▸ **SHORT TASK**
Retype everything in the listing, leaving each line exactly as it is.

[Source records]
#####
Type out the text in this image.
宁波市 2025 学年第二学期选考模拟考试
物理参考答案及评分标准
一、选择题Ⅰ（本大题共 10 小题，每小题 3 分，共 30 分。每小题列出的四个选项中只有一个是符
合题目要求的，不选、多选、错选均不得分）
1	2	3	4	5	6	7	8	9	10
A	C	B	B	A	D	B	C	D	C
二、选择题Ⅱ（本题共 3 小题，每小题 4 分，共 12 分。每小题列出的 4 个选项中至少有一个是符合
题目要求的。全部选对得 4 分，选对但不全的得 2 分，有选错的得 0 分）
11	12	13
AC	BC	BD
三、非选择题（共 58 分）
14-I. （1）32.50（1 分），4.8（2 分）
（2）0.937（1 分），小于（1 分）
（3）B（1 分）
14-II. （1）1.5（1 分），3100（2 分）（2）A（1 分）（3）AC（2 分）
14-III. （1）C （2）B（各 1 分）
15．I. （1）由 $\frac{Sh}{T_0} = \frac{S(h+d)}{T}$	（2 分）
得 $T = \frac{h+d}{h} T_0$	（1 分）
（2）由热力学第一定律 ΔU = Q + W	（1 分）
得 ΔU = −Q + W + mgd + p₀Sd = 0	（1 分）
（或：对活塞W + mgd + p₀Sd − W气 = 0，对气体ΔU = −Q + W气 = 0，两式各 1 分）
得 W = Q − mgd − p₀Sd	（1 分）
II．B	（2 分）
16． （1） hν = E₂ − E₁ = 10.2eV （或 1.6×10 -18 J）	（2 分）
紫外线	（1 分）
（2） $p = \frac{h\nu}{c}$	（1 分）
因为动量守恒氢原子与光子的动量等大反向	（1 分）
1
#####
▸ **COMPLETED EXERCISE**
Type out the text in this image.
宁波市 2025 学年第二学期选考模拟考试
物理参考答案及评分标准
一、选择题Ⅰ（本大题共 10 小题，每小题 3 分，共 30 分。每小题列出的四个选项中只有一个是符
合题目要求的，不选、多选、错选均不得分）
1	2	3	4	5	6	7	8	9	10
A	C	B	B	A	D	B	C	D	C
二、选择题Ⅱ（本题共 3 小题，每小题 4 分，共 12 分。每小题列出的 4 个选项中至少有一个是符合
题目要求的。全部选对得 4 分，选对但不全的得 2 分，有选错的得 0 分）
11	12	13
AC	BC	BD
三、非选择题（共 58 分）
14-I. （1）32.50（1 分），4.8（2 分）
（2）0.937（1 分），小于（1 分）
（3）B（1 分）
14-II. （1）1.5（1 分），3100（2 分）（2）A（1 分）（3）AC（2 分）
14-III. （1）C （2）B（各 1 分）
15．I. （1）由 $\frac{Sh}{T_0} = \frac{S(h+d)}{T}$	（2 分）
得 $T = \frac{h+d}{h} T_0$	（1 分）
（2）由热力学第一定律 ΔU = Q + W	（1 分）
得 ΔU = −Q + W + mgd + p₀Sd = 0	（1 分）
（或：对活塞W + mgd + p₀Sd − W气 = 0，对气体ΔU = −Q + W气 = 0，两式各 1 分）
得 W = Q − mgd − p₀Sd	（1 分）
II．B	（2 分）
16． （1） hν = E₂ − E₁ = 10.2eV （或 1.6×10 -18 J）	（2 分）
紫外线	（1 分）
（2） $p = \frac{h\nu}{c}$	（1 分）
因为动量守恒氢原子与光子的动量等大反向	（1 分）
1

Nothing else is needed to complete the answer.